▶
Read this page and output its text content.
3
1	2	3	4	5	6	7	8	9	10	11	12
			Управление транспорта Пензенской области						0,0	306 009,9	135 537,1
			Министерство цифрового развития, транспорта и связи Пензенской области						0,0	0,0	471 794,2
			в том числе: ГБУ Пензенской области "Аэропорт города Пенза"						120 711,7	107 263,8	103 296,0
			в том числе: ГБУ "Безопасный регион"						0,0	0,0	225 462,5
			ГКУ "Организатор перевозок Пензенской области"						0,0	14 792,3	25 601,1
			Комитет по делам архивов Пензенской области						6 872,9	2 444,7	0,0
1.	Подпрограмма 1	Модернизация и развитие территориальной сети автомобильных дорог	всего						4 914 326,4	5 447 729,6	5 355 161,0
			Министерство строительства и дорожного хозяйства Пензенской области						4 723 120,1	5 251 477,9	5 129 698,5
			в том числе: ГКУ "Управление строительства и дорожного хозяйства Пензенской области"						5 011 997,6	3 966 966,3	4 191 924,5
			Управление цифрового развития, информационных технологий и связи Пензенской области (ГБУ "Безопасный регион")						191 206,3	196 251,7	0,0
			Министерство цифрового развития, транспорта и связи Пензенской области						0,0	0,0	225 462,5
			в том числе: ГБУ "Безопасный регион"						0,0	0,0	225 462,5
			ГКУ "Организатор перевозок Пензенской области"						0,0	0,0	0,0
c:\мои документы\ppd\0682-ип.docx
◀
Give the listing again, word for word.

• _Complete response_:
Read this page and output its text content.
3
1	2	3	4	5	6	7	8	9	10	11	12
			Управление транспорта Пензенской области						0,0	306 009,9	135 537,1
			Министерство цифрового развития, транспорта и связи Пензенской области						0,0	0,0	471 794,2
			в том числе: ГБУ Пензенской области "Аэропорт города Пенза"						120 711,7	107 263,8	103 296,0
			в том числе: ГБУ "Безопасный регион"						0,0	0,0	225 462,5
			ГКУ "Организатор перевозок Пензенской области"						0,0	14 792,3	25 601,1
			Комитет по делам архивов Пензенской области						6 872,9	2 444,7	0,0
1.	Подпрограмма 1	Модернизация и развитие территориальной сети автомобильных дорог	всего						4 914 326,4	5 447 729,6	5 355 161,0
			Министерство строительства и дорожного хозяйства Пензенской области						4 723 120,1	5 251 477,9	5 129 698,5
			в том числе: ГКУ "Управление строительства и дорожного хозяйства Пензенской области"						5 011 997,6	3 966 966,3	4 191 924,5
			Управление цифрового развития, информационных технологий и связи Пензенской области (ГБУ "Безопасный регион")						191 206,3	196 251,7	0,0
			Министерство цифрового развития, транспорта и связи Пензенской области						0,0	0,0	225 462,5
			в том числе: ГБУ "Безопасный регион"						0,0	0,0	225 462,5
			ГКУ "Организатор перевозок Пензенской области"						0,0	0,0	0,0
c:\мои документы\ppd\0682-ип.docx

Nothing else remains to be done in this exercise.